It was an inauspicious start, but nowadays Chappuis is an icon in Thailand, a country relishing its 2018 FIFA World Cup Russia™ qualifying journey: the War Elephants are currently competing in the decisive third round of the AFC qualifying section for the first time ever.

"I'm really happy with how my life and my career have developed," Chappuis told FIFA.com recently. "However, given what I know now, when I look back, I sometimes think that maybe I should've accepted the offer from Juventus after winning the U-17 World Cup. Then again, at the time I was nervous about going abroad and leaving my family."

Chappuis may now be far away from the bright lights of Serie A, the Bundesliga or the Premier League, where former team-mates Haris Seferovic, Xherdan Shaqiri and Granit Xhaka from the Swiss U-17 class of 2009 ply their trade, but the attacking midfielder is successfully forging his own path in professional football.

An Instagram star
In 2013 that path took him to Thailand, his mother's homeland, where success with the national team quickly turned Chappuis into a social media phenomenon – he boasts 1.4 million followers on Instagram, more than Seferovic, Shaqiri or Xhaka.

"Winning the South-East Asian Championship [the AFF Suzuki Cup] in 2014 stirred a real passion for football in Thailand," said Chappuis, who played a key role in the triumph. "Nowadays you see more and more children and teenagers on the street in football shirts. The fans are amazing and really push us. As Thailand players we are worshipped almost as gods."

There is, though, another side to the adulation, admits Chappuis: "Any lack of success also increases the criticism. Fortunately I don't read Thai yet and so can't really pay much attention to it!"

Chappuis will be relying on the positive side of the support ahead of the tough upcoming qualifiers. Thailand have reached the third and final AFC qualifying group on the road to Russia, but only one point from the first five games means the chances of Chappuis and his side appearing on the grandest stage next summer appear slim.

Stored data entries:
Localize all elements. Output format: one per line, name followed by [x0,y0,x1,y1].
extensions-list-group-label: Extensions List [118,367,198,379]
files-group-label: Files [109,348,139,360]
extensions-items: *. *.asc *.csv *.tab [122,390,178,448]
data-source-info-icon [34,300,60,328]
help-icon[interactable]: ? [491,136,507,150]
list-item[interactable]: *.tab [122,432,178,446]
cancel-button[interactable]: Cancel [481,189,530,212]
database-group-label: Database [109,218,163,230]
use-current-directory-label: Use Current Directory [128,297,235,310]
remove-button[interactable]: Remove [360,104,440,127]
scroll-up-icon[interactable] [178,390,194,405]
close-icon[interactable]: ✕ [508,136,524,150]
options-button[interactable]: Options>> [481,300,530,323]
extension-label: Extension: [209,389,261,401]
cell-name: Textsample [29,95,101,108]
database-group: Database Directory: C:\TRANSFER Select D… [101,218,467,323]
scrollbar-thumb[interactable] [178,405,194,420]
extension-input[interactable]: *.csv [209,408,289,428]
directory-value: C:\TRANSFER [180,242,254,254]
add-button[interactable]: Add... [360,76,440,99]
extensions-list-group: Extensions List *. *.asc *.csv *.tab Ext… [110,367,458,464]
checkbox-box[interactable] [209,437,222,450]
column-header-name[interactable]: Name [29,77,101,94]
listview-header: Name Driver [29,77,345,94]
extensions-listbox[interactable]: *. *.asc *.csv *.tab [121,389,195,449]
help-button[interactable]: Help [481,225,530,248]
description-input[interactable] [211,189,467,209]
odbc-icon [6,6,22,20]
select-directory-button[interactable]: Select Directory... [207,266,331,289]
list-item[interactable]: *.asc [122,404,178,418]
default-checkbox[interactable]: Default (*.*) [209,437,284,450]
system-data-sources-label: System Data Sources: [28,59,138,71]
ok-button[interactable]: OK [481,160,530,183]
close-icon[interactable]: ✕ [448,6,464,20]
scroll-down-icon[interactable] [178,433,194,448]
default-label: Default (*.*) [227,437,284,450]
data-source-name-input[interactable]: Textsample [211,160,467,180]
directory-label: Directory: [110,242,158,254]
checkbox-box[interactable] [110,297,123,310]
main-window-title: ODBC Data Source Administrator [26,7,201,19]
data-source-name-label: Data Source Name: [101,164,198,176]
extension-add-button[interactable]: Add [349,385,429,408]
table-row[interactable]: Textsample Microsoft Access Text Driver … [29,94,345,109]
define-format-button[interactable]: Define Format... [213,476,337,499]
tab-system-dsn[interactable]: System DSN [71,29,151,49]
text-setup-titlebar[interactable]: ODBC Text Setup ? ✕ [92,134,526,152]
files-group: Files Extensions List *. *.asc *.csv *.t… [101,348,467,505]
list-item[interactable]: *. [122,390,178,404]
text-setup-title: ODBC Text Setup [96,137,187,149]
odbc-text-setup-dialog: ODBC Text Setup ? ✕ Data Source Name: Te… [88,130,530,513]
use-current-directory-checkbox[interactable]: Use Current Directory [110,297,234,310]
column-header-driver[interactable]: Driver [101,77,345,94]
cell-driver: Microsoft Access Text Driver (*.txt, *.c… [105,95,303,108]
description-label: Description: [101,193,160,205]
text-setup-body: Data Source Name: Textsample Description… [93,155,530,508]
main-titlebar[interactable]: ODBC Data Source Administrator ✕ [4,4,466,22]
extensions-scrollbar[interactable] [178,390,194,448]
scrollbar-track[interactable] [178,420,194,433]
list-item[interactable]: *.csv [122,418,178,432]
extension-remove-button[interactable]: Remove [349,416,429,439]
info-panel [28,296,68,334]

...

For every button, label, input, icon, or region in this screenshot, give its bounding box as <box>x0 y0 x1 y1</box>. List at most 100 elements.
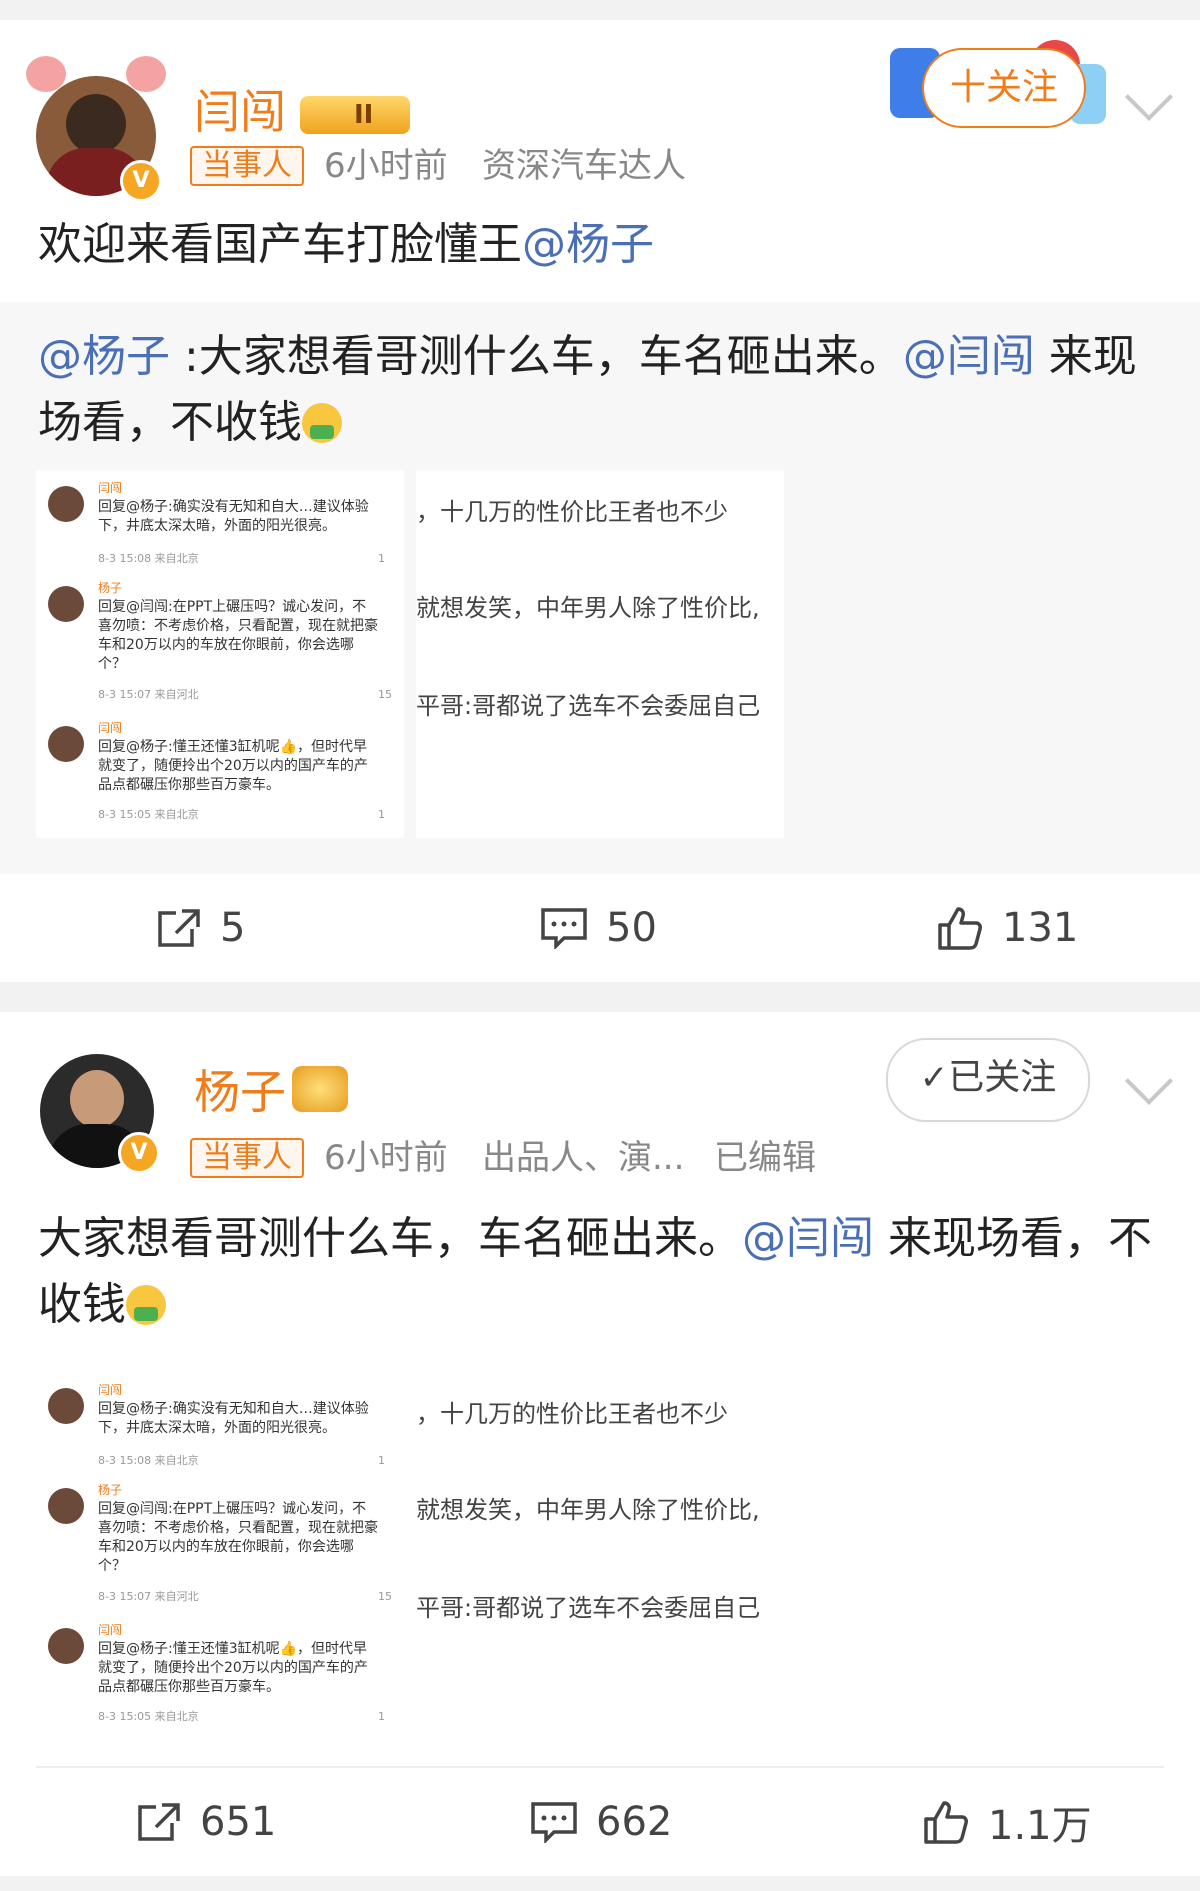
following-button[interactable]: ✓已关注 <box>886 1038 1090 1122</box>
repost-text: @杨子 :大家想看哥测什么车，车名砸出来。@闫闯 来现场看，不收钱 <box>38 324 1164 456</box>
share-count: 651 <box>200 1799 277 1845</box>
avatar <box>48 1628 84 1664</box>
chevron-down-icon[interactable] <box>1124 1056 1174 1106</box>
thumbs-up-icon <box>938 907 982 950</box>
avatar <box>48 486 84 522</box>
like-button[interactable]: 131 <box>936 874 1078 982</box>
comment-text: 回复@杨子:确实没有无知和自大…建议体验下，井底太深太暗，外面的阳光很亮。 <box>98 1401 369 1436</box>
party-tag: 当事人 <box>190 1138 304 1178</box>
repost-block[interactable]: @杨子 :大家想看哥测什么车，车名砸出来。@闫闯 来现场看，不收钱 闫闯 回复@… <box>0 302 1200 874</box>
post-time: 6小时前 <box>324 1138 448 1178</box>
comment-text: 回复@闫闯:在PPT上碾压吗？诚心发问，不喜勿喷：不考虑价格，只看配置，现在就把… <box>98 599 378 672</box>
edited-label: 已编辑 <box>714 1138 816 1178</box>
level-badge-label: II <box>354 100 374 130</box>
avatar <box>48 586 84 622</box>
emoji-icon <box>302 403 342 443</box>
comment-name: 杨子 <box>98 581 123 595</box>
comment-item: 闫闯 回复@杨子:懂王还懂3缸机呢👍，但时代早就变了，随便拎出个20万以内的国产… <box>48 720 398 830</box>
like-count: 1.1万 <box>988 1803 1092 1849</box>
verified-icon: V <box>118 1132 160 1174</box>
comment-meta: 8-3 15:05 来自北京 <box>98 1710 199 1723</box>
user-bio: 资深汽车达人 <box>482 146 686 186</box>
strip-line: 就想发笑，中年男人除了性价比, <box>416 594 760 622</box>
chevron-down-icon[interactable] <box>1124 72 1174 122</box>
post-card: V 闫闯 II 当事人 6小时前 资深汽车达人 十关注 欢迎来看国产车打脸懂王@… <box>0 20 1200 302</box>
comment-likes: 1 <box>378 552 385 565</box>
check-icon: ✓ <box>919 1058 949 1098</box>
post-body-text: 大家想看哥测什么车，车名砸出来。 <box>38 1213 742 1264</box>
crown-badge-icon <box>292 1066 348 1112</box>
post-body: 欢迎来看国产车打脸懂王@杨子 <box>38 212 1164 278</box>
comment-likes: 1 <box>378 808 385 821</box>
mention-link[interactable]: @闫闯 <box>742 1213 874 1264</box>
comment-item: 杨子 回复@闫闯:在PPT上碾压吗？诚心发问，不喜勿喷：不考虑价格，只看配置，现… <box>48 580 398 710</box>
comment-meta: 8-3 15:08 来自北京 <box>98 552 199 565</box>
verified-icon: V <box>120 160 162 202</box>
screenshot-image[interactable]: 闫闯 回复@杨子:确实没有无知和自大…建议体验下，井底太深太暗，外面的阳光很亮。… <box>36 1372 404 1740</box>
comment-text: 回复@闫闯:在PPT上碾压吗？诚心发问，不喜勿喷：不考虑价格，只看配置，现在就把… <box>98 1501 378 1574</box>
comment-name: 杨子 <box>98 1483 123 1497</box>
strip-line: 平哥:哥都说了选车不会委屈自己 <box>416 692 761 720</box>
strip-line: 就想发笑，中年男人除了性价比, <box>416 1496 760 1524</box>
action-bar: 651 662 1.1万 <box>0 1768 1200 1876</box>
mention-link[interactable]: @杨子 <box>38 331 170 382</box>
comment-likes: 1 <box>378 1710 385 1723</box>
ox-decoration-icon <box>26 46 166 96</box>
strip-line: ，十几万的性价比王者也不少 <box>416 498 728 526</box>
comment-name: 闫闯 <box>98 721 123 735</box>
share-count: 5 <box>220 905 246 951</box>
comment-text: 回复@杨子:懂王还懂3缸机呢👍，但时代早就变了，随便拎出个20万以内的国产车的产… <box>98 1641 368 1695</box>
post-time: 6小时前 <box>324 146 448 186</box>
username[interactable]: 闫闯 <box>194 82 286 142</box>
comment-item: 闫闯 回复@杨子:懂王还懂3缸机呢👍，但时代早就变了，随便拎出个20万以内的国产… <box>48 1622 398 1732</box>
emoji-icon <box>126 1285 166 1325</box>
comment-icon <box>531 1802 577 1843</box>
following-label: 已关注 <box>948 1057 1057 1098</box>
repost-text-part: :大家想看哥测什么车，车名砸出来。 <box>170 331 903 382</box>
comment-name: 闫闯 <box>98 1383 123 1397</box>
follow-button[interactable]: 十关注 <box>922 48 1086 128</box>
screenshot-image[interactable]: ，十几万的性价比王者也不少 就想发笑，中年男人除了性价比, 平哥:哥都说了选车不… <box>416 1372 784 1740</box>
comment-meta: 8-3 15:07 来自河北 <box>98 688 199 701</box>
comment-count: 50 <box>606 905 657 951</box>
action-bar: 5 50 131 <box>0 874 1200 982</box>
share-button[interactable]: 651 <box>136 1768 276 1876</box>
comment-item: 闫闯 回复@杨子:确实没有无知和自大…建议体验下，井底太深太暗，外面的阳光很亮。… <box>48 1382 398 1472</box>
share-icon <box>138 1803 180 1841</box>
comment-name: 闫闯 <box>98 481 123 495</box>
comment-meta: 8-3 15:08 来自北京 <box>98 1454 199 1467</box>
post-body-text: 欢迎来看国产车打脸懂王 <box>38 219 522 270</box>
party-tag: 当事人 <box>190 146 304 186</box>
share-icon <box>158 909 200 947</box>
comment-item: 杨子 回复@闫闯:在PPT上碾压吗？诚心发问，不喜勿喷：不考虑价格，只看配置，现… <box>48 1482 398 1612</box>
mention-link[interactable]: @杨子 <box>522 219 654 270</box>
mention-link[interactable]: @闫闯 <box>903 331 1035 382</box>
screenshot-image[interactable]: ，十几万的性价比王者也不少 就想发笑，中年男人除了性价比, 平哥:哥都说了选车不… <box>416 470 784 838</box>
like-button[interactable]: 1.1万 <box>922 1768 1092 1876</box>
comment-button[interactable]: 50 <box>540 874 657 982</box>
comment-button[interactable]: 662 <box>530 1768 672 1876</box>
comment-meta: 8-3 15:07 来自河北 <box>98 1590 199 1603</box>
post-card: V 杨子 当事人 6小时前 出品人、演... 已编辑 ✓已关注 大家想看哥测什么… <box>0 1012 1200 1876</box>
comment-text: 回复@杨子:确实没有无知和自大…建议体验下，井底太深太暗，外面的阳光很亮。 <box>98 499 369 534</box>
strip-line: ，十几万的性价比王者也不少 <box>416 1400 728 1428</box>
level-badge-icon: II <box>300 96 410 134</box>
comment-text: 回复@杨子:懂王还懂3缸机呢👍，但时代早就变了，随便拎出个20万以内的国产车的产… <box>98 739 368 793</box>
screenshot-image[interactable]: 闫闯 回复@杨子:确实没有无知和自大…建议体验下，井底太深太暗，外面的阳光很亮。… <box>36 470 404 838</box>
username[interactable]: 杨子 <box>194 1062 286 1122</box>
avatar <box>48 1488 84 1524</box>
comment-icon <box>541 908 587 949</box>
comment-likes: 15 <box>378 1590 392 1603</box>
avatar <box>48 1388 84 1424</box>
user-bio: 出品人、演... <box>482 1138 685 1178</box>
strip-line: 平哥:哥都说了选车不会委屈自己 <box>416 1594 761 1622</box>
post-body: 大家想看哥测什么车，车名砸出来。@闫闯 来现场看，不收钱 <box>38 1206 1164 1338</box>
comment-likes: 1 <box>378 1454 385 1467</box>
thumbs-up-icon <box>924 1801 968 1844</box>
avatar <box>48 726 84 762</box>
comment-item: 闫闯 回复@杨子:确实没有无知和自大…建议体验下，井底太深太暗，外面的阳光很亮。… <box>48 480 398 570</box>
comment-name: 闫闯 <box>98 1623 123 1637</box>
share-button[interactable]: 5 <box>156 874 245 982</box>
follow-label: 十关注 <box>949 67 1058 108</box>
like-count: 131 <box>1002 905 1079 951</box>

---

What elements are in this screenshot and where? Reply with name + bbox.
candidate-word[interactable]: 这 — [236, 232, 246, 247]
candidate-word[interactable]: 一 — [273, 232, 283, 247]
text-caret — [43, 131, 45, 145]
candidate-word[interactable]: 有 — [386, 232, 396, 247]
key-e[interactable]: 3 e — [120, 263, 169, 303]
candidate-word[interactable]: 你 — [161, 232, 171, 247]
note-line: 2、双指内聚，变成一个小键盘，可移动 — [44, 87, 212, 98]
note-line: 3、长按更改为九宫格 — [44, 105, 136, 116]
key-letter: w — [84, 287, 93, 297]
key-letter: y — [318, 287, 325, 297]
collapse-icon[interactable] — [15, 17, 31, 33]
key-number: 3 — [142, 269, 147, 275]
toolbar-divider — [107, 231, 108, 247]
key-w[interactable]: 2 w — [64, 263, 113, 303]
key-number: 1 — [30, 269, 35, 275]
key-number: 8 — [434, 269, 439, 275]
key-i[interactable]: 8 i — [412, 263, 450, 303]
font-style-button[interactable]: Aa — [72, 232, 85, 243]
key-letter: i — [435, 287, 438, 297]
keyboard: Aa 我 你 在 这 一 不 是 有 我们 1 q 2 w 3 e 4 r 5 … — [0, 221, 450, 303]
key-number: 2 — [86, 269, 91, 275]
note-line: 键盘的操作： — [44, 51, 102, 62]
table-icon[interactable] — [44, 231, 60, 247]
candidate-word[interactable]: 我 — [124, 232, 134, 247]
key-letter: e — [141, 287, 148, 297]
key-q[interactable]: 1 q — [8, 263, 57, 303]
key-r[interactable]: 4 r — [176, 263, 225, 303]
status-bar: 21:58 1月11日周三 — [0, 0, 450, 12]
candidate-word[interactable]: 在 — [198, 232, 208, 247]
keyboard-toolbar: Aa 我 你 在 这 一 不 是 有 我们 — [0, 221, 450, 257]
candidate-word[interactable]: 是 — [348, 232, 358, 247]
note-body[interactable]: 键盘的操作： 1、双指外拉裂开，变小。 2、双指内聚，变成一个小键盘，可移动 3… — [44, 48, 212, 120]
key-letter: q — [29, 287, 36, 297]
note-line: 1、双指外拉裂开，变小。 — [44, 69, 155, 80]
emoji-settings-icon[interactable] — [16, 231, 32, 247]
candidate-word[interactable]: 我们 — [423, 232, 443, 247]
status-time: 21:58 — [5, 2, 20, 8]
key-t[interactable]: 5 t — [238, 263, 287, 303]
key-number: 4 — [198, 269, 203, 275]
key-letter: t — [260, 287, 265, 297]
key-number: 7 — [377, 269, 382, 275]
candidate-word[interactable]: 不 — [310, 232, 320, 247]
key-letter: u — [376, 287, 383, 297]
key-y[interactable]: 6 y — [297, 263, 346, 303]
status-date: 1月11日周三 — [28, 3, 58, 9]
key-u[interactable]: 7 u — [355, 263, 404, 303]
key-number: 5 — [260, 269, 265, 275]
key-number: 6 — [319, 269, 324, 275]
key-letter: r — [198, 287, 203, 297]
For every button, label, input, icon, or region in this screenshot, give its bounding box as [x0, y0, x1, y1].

▸ **WRITTEN REQUEST**: According to the article on Chappuis, how many Instagram followers does he have? The records stand apart from the text as separate material.

▸ **TASK RESULT**: 1.4 million